===== Dataset content
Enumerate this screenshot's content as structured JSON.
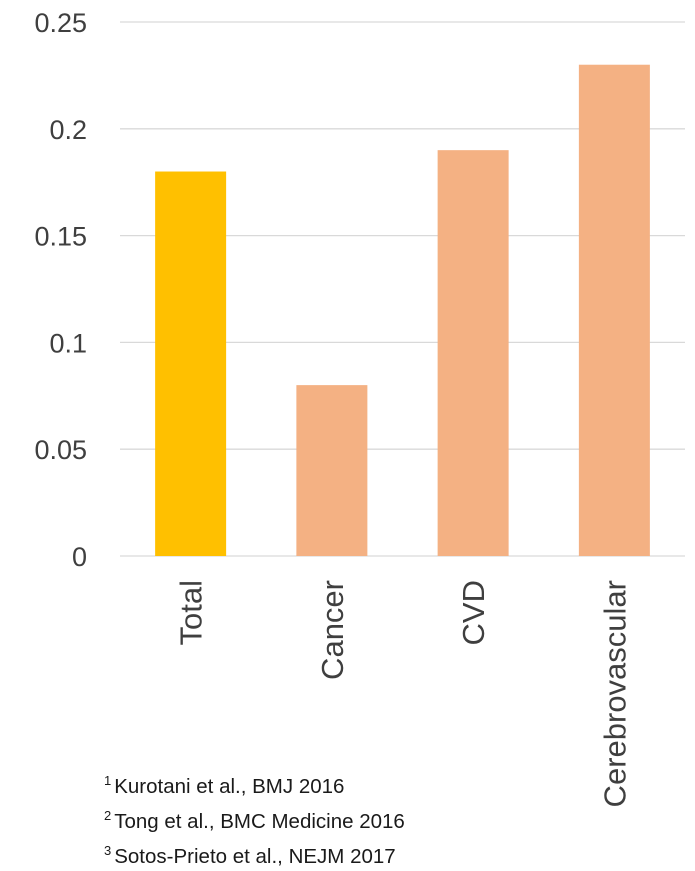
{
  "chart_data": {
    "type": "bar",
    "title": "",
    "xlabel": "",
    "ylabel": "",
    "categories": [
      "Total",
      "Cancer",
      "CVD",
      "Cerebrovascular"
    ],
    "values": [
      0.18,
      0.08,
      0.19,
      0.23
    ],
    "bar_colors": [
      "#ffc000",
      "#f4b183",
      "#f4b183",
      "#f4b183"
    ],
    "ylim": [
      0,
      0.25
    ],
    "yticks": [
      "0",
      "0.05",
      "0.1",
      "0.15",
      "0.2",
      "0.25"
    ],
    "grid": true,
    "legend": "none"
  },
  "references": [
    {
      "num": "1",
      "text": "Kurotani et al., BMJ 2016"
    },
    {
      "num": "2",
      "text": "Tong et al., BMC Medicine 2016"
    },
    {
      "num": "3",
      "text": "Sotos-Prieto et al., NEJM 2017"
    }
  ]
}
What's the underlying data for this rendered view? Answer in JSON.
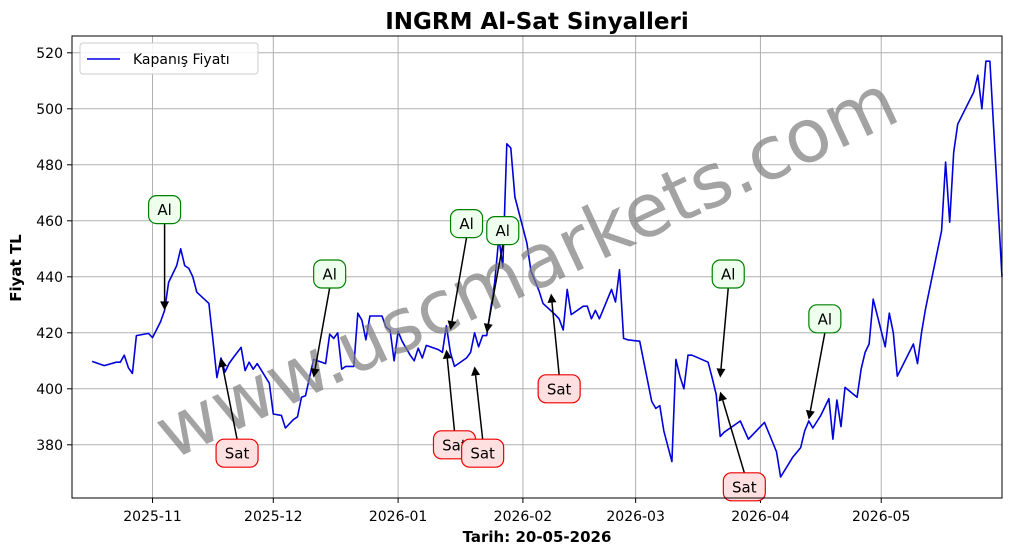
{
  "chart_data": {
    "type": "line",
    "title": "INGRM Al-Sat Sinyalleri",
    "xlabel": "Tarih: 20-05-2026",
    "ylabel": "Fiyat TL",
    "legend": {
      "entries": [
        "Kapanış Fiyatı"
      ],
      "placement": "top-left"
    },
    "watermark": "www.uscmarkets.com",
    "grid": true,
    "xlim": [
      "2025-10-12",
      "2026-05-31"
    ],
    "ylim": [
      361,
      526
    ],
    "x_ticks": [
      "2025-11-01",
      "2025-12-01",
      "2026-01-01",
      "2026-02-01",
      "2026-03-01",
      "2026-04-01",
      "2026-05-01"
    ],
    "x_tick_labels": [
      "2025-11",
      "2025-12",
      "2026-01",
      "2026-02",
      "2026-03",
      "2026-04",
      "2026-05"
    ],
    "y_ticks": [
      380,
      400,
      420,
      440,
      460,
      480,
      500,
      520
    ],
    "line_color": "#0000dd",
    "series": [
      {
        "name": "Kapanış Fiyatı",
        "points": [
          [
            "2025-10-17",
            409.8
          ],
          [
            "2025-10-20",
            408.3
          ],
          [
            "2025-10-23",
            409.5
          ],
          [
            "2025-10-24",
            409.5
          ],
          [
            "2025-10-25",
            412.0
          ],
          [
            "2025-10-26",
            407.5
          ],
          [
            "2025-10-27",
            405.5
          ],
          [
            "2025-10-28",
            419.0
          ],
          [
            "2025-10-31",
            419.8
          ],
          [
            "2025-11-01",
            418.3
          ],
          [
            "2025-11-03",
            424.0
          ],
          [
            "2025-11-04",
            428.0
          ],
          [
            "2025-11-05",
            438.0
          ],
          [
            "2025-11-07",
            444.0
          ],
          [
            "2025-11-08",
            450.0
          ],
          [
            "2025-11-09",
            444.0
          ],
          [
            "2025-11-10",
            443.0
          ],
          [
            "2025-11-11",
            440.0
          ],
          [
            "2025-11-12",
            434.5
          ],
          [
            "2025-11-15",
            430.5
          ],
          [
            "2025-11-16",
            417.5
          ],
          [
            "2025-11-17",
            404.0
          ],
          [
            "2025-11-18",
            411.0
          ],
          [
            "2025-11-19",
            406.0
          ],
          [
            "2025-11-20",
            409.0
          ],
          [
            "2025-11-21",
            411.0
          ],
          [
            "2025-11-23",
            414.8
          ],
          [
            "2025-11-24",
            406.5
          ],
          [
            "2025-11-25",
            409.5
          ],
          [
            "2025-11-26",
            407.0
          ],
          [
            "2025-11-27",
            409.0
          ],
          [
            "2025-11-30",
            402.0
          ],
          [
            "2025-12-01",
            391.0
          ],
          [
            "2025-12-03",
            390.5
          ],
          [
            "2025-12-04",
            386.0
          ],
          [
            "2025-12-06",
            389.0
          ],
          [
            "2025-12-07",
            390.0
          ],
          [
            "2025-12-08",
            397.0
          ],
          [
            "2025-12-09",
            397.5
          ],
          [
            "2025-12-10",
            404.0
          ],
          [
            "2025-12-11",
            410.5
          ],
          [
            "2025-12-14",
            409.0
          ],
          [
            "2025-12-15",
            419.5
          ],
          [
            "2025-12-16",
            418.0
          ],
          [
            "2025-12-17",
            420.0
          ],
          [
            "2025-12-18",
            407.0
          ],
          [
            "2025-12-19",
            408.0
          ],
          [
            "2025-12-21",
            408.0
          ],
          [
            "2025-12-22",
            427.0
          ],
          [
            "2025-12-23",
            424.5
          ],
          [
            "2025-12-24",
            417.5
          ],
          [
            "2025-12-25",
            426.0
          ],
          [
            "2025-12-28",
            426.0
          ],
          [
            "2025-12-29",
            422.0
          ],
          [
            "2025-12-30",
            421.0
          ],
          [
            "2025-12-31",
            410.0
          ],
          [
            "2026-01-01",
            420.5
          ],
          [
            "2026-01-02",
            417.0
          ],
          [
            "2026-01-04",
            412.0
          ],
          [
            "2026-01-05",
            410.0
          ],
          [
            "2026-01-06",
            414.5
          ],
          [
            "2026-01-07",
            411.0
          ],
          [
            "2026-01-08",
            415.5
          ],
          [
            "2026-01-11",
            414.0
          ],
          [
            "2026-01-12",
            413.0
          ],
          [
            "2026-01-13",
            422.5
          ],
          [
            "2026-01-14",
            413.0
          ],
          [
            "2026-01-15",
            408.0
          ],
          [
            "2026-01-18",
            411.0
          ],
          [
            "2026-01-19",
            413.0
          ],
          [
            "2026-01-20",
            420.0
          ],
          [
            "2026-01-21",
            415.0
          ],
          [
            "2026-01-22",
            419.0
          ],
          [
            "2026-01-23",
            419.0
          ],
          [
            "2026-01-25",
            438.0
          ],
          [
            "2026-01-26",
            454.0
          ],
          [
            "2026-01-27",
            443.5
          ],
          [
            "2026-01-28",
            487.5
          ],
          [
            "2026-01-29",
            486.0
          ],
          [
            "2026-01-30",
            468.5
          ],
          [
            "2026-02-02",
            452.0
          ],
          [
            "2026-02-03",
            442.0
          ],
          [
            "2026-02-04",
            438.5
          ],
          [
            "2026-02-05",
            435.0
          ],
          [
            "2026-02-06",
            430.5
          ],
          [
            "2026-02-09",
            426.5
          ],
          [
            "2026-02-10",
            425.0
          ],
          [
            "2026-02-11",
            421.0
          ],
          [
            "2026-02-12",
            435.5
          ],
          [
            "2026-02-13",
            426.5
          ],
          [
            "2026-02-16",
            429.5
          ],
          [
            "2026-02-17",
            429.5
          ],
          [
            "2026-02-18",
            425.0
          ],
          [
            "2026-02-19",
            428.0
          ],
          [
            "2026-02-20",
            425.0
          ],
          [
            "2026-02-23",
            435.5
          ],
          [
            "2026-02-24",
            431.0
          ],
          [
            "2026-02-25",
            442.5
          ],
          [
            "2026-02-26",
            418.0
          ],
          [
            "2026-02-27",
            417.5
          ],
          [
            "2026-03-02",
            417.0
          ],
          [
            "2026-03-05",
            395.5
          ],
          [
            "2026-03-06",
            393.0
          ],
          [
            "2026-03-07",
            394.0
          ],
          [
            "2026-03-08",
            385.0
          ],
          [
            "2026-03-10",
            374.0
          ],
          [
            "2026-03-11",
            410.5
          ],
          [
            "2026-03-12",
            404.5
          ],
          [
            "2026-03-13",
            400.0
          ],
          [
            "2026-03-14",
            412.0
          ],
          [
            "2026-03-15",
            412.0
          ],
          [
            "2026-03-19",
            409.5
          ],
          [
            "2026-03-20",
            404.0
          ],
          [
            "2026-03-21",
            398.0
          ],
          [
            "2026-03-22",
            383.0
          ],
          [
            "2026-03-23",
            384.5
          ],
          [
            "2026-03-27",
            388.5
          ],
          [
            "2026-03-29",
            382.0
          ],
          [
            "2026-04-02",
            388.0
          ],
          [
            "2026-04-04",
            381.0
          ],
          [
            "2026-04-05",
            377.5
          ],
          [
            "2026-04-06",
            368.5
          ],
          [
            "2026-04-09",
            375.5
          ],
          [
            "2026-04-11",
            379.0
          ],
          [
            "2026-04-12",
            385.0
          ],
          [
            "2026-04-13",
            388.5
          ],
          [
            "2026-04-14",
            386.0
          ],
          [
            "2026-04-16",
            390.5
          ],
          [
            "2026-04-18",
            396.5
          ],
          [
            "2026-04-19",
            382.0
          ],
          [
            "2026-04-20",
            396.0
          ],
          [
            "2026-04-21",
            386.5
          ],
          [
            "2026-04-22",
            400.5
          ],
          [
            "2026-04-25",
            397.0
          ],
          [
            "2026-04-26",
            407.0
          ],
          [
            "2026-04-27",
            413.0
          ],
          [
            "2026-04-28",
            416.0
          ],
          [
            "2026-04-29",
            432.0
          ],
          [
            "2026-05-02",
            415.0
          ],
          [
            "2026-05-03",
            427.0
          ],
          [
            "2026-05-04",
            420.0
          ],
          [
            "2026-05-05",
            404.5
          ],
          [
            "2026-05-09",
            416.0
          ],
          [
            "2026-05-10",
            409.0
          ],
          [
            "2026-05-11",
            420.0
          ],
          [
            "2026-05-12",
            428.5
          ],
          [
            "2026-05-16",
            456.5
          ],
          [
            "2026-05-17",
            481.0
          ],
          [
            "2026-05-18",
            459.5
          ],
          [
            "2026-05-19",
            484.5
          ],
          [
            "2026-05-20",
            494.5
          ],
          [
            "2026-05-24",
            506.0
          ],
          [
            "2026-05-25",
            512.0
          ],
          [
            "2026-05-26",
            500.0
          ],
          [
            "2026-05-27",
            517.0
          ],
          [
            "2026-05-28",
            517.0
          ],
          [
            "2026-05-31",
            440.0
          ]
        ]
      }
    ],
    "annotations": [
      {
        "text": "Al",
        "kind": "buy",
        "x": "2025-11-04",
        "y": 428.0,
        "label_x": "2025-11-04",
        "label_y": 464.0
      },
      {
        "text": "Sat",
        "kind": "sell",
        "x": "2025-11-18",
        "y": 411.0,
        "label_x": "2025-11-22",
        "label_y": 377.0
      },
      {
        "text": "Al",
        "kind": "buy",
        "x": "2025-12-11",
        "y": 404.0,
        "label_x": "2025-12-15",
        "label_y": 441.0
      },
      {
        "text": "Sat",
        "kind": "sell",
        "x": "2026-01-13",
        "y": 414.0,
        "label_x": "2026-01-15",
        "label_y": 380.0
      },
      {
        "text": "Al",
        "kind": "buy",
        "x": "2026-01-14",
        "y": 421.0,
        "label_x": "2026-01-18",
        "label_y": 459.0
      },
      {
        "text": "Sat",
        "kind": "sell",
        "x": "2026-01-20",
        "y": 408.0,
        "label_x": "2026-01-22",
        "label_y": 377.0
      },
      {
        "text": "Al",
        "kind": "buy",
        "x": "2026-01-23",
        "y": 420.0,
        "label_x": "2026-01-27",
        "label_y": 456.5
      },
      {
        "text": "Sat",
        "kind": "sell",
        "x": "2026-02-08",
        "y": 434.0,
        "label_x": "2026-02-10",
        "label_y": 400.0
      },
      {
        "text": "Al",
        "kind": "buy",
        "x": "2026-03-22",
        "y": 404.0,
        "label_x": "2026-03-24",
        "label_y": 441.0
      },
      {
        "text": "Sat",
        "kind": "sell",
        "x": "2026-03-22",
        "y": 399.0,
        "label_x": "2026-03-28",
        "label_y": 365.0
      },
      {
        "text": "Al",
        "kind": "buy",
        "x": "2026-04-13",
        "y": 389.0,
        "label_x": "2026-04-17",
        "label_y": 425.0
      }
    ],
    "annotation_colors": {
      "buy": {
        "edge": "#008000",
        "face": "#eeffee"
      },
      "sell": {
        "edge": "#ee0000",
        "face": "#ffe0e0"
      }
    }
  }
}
==========
===== Dataset content
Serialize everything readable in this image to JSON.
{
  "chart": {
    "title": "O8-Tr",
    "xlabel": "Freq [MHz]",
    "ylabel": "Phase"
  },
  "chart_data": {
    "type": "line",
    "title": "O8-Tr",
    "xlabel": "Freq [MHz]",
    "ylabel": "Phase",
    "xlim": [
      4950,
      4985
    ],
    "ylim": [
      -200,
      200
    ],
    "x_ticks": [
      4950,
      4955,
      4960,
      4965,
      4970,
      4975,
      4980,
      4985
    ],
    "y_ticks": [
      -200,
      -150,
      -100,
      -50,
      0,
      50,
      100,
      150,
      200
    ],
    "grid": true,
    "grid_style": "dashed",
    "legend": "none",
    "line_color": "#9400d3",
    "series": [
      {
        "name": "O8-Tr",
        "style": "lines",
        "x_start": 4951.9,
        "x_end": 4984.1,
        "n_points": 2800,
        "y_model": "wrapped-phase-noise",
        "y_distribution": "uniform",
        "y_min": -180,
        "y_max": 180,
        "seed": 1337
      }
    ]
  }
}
==========
= Instructions to follow =
Indicate how many lines of the material contain the string "JSON", giving the number and nothing more.

= Result for this exercise =
3